* Stated exercise
Starting with the line that contains "Output a JSON", copy each line exactly through the end of the listing, and omit all pictures.

* Source records
********

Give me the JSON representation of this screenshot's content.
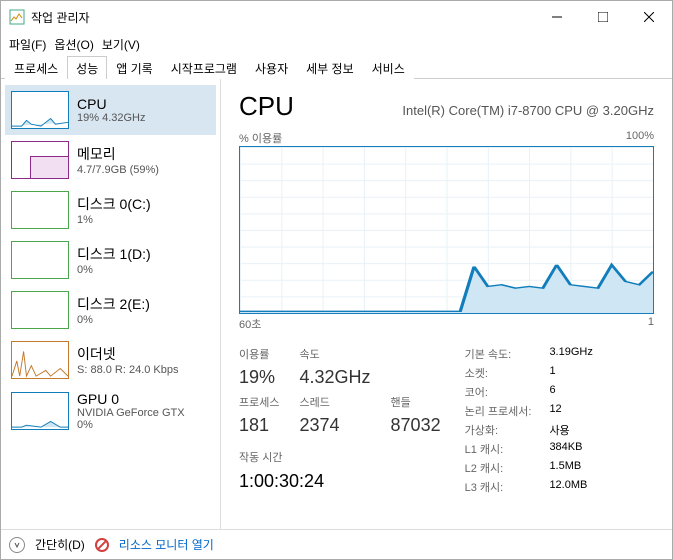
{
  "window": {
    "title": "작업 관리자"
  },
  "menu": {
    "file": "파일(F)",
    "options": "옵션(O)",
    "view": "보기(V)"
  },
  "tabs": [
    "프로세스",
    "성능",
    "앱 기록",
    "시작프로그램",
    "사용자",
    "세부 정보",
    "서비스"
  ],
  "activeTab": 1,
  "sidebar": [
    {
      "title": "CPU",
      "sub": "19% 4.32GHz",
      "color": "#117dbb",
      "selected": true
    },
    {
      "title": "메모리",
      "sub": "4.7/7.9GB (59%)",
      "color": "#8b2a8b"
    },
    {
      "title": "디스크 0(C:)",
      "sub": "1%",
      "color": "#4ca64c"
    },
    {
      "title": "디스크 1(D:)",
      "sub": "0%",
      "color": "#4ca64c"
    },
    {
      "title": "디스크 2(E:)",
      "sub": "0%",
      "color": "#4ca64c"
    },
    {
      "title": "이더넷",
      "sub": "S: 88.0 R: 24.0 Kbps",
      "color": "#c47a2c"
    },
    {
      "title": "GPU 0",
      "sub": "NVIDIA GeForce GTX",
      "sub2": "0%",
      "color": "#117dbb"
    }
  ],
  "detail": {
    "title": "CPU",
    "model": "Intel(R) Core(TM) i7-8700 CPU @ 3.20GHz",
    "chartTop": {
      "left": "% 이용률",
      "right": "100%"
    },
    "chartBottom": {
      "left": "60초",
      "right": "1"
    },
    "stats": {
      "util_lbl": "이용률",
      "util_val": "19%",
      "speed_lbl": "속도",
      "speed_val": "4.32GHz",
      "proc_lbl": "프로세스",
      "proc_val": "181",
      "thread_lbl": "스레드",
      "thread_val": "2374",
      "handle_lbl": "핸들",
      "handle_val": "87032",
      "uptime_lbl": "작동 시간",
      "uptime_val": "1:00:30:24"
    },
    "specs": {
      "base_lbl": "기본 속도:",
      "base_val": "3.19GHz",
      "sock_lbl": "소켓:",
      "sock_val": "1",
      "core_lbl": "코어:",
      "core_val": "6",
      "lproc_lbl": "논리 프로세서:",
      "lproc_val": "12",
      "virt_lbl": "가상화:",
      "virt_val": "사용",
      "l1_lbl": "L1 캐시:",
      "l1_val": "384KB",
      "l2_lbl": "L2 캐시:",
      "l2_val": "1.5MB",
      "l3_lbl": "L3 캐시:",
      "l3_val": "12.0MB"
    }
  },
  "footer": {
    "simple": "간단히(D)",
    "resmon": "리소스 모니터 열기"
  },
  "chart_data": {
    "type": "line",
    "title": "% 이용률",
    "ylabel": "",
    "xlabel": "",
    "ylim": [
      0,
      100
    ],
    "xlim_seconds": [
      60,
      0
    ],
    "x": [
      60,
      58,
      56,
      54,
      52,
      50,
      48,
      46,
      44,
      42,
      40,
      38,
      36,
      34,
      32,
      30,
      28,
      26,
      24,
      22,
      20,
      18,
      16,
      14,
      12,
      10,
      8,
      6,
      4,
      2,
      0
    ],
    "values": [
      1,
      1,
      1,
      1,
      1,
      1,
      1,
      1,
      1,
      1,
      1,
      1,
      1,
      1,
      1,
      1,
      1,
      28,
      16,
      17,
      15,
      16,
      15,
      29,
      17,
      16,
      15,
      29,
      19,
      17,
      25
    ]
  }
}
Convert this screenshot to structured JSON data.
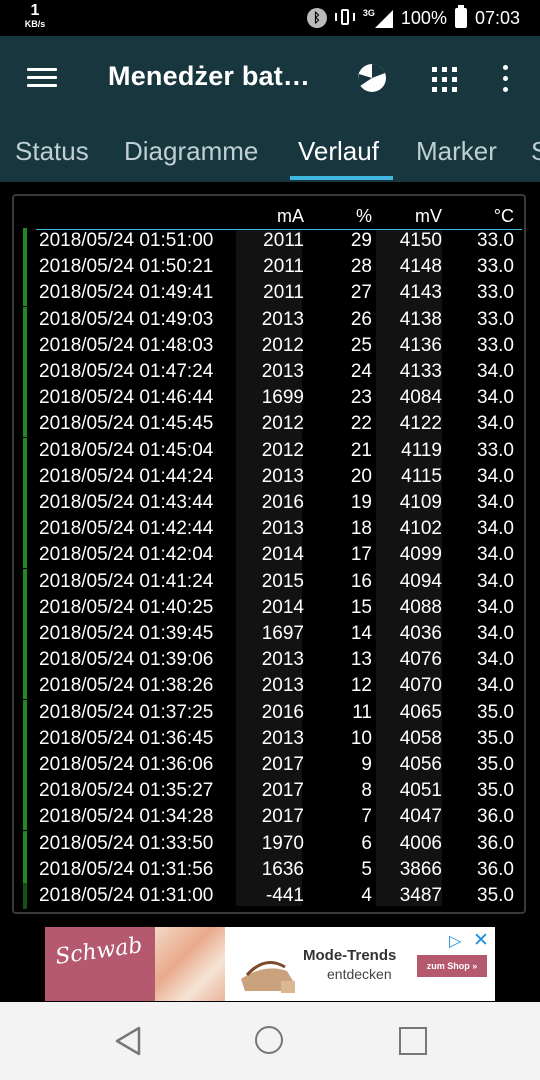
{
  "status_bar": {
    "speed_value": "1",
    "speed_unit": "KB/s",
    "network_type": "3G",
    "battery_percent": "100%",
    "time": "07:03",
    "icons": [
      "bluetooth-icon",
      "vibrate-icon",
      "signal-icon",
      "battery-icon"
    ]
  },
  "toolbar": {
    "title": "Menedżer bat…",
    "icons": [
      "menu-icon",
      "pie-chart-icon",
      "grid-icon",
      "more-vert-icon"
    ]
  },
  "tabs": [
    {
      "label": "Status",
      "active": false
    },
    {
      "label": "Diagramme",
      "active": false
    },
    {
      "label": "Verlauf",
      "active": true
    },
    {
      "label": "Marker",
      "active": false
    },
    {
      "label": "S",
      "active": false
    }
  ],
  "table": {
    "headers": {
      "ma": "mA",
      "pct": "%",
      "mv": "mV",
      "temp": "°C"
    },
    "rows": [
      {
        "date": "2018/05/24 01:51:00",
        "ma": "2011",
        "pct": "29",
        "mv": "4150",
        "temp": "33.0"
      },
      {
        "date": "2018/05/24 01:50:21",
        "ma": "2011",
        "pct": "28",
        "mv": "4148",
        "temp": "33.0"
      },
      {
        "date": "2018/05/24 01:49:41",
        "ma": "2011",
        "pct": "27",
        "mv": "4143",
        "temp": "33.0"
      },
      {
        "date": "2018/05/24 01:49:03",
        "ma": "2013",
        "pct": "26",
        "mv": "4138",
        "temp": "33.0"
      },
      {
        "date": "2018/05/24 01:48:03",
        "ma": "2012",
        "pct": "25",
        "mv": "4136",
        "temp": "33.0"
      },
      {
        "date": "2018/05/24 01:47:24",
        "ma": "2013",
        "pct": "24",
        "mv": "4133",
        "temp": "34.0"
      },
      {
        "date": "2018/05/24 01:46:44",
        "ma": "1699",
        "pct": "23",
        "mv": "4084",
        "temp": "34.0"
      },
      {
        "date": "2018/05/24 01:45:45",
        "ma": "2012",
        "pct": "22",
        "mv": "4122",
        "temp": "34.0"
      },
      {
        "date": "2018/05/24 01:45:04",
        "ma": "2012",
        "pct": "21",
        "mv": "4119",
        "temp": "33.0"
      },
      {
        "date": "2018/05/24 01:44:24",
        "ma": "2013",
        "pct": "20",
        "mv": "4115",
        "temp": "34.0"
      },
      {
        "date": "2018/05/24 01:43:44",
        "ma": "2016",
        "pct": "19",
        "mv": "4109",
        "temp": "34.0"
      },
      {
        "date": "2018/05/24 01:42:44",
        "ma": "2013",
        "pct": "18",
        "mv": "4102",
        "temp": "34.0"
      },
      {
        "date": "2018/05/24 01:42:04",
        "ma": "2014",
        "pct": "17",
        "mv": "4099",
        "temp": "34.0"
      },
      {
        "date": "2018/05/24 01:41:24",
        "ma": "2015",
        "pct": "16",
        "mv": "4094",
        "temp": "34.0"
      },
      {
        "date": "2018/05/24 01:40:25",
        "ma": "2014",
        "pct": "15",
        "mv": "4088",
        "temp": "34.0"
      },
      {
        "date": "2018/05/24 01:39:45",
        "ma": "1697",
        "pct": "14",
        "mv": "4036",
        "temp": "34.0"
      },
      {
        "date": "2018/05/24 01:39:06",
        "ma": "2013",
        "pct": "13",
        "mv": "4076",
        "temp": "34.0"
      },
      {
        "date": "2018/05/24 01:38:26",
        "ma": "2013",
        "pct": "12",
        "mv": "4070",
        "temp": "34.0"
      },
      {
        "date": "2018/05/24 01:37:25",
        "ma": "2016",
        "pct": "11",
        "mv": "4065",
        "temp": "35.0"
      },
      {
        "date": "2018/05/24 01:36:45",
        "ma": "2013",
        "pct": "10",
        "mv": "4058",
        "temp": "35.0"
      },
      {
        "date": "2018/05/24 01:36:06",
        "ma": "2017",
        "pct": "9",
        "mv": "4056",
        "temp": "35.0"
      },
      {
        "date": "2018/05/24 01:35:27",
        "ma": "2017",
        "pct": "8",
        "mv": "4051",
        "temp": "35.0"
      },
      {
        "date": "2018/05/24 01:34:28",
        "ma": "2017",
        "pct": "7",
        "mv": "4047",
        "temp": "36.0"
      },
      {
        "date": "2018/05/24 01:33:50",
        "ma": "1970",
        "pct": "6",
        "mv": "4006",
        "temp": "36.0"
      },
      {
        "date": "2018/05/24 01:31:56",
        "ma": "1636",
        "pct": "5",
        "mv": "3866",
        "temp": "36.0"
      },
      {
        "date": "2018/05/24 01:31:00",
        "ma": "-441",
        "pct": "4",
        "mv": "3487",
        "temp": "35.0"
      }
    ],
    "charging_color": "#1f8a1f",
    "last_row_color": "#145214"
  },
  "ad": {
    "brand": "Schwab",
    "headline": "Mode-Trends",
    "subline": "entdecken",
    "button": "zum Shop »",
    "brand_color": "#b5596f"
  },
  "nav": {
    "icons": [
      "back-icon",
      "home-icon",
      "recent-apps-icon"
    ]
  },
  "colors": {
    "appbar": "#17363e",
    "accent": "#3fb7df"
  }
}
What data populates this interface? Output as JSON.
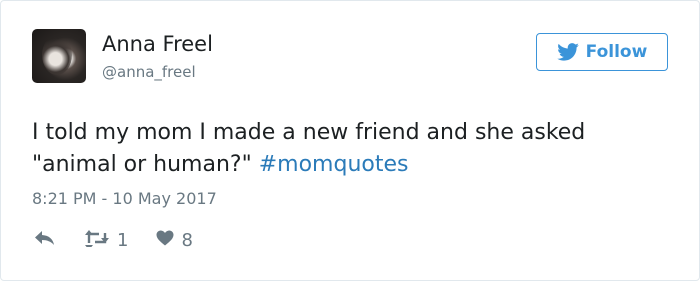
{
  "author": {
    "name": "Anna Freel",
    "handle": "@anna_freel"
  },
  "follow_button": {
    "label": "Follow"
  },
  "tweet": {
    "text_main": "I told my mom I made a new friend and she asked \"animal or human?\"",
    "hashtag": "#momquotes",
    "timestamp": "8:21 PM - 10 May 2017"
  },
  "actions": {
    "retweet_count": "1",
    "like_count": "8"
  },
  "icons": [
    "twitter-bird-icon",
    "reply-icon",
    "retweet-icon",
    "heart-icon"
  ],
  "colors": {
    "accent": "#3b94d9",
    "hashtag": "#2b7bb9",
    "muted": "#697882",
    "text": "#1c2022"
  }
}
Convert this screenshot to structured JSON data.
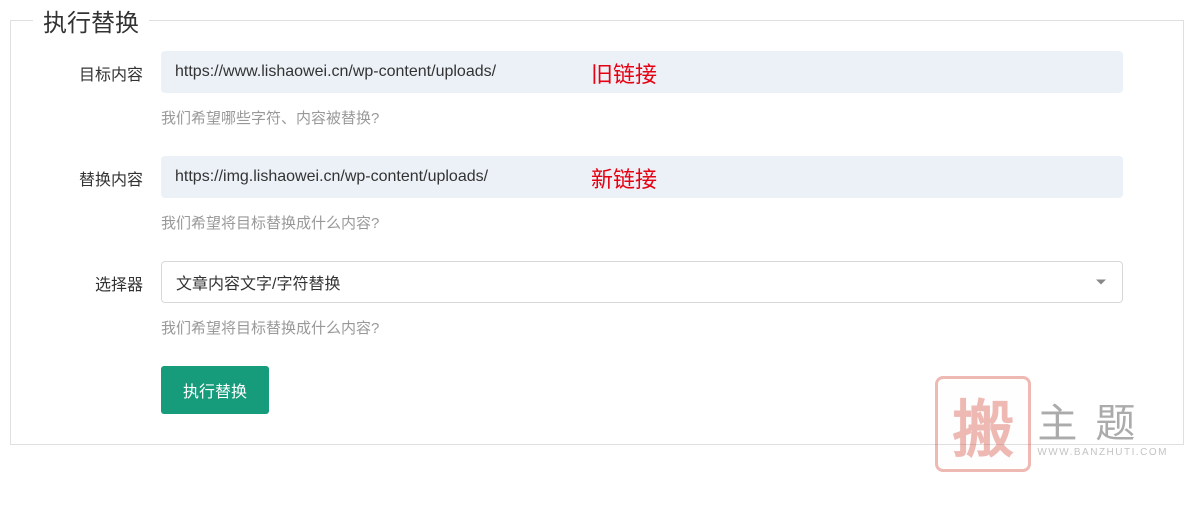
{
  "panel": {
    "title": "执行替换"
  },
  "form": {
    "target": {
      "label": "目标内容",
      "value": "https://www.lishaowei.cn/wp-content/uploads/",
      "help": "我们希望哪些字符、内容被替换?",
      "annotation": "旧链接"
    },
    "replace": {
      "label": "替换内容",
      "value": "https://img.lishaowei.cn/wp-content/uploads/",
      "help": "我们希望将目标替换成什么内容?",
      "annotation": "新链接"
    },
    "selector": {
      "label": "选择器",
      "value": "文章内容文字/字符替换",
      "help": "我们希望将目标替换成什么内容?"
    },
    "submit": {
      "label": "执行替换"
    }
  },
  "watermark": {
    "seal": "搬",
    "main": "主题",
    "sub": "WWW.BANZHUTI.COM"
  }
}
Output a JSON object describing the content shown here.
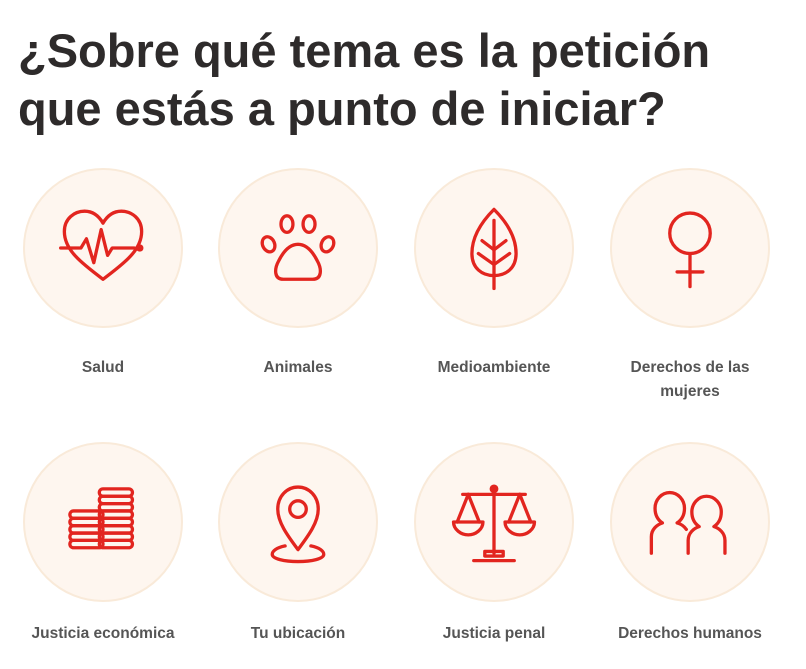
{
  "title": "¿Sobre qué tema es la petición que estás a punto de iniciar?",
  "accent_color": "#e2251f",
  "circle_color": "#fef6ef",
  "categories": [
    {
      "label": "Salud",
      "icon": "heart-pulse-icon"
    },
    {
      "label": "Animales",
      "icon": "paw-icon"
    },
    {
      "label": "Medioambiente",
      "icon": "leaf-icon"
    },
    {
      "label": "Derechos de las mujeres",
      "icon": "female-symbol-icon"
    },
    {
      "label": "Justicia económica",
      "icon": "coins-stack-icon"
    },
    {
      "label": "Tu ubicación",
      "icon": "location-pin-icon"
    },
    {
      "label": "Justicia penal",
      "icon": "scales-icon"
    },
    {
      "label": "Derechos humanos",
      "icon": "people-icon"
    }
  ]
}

********

* Task response
Output a JSON object describing the content shown here.
{
  "title": "¿Sobre qué tema es la petición que estás a punto de iniciar?",
  "accent_color": "#e2251f",
  "circle_color": "#fef6ef",
  "categories": [
    {
      "label": "Salud",
      "icon": "heart-pulse-icon"
    },
    {
      "label": "Animales",
      "icon": "paw-icon"
    },
    {
      "label": "Medioambiente",
      "icon": "leaf-icon"
    },
    {
      "label": "Derechos de las mujeres",
      "icon": "female-symbol-icon"
    },
    {
      "label": "Justicia económica",
      "icon": "coins-stack-icon"
    },
    {
      "label": "Tu ubicación",
      "icon": "location-pin-icon"
    },
    {
      "label": "Justicia penal",
      "icon": "scales-icon"
    },
    {
      "label": "Derechos humanos",
      "icon": "people-icon"
    }
  ]
}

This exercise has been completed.